| Written request |
Count every line that includes the string "title" in the entries that follow. Nothing besides the number is needed.

| Input rows |
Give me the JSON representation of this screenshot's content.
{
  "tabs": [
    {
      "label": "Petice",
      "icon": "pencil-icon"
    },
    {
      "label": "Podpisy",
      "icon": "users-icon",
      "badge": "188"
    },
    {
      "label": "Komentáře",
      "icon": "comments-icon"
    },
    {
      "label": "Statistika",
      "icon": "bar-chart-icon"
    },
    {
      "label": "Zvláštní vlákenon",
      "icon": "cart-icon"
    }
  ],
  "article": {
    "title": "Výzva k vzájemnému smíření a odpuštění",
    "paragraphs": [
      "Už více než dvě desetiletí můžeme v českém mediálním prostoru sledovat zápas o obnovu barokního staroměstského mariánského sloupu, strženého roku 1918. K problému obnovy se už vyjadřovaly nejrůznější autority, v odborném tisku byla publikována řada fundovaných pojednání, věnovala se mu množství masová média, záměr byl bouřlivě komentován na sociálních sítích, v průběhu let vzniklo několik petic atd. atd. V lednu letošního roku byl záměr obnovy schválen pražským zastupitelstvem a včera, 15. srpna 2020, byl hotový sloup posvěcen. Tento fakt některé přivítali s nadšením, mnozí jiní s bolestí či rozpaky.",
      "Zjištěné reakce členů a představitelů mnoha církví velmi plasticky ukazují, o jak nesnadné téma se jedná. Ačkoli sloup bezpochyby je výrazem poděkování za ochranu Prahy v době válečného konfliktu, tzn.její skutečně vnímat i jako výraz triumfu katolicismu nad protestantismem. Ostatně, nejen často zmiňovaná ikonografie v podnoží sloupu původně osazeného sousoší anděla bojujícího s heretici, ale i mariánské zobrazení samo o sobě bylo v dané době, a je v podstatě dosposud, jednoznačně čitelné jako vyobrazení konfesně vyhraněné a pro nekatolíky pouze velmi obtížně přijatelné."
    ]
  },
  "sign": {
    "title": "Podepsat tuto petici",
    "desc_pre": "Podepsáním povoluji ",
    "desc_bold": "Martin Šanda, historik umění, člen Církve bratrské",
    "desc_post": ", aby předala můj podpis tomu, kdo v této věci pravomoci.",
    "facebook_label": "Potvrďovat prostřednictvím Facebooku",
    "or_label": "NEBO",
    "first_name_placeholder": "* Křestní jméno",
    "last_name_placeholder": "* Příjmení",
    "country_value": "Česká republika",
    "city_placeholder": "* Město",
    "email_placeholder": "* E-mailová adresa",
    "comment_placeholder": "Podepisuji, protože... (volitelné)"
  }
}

| Answer to the exercise |
2